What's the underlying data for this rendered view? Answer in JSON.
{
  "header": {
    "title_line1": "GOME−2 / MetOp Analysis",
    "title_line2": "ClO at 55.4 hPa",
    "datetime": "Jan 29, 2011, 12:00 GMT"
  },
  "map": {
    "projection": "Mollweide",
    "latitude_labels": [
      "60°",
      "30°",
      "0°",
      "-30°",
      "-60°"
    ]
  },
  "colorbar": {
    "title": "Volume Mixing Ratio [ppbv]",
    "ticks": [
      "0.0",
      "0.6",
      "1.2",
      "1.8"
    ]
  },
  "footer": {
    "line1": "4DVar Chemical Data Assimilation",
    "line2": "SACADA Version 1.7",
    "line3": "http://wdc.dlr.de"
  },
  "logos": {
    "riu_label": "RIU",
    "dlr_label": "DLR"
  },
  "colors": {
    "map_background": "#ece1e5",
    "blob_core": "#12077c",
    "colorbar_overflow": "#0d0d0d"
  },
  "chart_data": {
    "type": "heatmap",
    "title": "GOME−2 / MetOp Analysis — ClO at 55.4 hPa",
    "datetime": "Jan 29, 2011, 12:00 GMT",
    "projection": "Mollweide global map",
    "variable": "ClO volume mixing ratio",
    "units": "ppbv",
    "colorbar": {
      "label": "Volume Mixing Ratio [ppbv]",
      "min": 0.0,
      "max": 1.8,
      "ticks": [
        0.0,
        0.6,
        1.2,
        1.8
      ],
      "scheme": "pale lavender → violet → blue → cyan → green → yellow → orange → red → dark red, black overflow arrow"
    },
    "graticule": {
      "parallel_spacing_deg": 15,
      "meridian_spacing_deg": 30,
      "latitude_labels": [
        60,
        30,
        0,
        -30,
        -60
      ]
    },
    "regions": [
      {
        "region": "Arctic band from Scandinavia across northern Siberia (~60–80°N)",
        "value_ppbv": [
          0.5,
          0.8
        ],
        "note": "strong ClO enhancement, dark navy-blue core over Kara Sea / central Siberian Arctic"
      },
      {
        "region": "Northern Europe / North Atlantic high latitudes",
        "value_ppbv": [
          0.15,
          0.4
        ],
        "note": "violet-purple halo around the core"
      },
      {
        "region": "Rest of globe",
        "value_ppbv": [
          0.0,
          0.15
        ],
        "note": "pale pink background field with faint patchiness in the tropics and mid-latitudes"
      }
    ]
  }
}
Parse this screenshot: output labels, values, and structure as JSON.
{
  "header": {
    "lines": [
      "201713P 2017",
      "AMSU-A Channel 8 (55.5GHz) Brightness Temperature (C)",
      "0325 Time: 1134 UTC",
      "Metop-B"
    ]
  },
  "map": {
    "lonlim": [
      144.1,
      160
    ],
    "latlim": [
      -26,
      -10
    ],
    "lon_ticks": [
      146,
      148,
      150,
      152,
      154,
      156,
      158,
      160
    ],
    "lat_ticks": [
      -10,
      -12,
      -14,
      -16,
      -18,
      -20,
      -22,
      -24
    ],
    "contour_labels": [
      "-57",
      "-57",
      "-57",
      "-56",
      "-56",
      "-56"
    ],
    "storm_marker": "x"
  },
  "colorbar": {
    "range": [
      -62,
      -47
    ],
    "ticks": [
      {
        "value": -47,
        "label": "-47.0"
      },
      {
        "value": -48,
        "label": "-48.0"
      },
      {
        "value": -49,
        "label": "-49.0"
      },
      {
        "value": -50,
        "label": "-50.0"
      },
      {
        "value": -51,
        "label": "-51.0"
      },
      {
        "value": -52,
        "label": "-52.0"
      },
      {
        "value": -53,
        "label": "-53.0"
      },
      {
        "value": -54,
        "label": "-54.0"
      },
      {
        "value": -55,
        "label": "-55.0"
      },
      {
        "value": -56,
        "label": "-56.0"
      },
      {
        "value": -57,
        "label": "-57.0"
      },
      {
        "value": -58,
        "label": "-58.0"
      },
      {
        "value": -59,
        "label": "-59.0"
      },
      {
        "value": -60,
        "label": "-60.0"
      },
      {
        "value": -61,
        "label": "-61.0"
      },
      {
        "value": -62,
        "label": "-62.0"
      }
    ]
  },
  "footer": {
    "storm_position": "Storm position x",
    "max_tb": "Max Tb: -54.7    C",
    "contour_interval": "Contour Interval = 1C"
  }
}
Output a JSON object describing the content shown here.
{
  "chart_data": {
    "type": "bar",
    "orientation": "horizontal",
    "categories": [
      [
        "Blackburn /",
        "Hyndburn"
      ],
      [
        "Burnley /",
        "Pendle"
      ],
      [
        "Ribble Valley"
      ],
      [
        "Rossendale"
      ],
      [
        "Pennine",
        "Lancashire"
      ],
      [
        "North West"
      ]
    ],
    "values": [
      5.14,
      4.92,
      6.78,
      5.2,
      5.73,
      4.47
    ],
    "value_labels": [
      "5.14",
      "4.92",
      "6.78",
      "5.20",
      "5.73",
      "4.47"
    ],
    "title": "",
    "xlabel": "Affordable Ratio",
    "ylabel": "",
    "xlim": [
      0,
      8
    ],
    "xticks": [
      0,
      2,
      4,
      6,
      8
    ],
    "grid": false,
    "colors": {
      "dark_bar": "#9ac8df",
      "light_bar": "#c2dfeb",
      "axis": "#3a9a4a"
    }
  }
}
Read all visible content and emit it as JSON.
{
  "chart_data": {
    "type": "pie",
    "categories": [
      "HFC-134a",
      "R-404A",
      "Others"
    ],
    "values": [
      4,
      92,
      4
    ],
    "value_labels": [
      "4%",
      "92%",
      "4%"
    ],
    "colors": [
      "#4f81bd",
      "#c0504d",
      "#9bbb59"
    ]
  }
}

------------------------------

■ Your task: Of the lines in the records, determine how many contain the word "blue", and report that number alone.

■ The response: 2